(Part of a data file)
──────────
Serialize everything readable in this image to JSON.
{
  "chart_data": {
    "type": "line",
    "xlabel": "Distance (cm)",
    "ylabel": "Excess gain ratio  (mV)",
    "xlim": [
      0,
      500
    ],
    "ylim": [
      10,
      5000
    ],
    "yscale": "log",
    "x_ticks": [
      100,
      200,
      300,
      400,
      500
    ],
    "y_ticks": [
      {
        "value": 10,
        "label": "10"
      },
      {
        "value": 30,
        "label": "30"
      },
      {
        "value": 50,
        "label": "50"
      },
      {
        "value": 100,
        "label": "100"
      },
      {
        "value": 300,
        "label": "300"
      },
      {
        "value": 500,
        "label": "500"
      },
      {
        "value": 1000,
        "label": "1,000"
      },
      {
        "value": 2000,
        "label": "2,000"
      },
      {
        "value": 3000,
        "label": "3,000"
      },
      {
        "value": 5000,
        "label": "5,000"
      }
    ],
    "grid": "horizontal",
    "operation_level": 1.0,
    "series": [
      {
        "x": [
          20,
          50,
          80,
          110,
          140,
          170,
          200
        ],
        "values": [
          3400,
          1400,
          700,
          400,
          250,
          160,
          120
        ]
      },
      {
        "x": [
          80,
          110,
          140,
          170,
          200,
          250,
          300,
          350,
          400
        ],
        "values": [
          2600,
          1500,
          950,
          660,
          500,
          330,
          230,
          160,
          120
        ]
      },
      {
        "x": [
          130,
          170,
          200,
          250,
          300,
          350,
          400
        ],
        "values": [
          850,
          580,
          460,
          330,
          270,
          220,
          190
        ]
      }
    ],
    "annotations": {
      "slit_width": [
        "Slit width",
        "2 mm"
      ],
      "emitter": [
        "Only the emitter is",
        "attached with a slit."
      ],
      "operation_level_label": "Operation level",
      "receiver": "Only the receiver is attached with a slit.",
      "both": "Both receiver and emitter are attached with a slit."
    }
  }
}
──────────
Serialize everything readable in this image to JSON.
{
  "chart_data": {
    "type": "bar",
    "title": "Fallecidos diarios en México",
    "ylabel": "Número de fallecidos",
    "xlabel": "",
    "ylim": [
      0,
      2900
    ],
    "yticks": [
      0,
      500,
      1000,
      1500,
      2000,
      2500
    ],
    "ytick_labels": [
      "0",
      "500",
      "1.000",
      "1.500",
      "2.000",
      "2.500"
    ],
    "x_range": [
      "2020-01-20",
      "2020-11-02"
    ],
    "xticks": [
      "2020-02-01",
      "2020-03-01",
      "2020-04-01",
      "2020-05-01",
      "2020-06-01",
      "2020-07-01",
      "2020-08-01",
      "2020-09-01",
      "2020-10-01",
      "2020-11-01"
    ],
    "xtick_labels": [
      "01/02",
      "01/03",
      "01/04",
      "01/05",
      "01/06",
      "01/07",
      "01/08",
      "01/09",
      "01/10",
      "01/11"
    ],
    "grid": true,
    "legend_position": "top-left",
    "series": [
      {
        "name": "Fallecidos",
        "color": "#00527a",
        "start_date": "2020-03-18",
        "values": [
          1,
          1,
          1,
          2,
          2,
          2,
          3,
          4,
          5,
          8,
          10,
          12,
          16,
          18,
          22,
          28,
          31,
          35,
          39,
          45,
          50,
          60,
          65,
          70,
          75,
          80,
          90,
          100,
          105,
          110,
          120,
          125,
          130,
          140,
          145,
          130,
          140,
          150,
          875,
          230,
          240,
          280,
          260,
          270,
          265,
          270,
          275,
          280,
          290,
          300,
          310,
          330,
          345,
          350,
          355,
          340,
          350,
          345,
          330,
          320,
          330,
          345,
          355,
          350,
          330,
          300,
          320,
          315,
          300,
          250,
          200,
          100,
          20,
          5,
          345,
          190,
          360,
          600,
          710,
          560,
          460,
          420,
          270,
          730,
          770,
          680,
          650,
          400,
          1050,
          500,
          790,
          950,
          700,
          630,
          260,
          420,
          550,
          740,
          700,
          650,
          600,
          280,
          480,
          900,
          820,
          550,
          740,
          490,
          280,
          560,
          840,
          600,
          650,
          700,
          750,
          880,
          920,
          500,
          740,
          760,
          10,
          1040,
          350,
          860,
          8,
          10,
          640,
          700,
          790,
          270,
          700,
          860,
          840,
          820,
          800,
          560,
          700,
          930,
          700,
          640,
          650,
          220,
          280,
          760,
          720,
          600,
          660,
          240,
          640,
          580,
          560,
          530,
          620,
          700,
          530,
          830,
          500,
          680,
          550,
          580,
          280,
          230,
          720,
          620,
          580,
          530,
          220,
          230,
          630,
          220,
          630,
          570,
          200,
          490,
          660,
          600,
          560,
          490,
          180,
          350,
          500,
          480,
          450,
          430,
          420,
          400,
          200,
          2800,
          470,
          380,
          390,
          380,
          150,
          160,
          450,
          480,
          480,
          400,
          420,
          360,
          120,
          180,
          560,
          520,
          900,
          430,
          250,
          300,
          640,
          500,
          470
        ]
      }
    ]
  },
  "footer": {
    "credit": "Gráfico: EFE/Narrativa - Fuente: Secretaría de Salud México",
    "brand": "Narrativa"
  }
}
──────────
▶ **Problem**:
Go through the records and show every line with the string "ylabel" in it.

▶ **Answer to this task**:
    "ylabel": "Excess gain ratio  (mV)",
    "ylabel": "Número de fallecidos",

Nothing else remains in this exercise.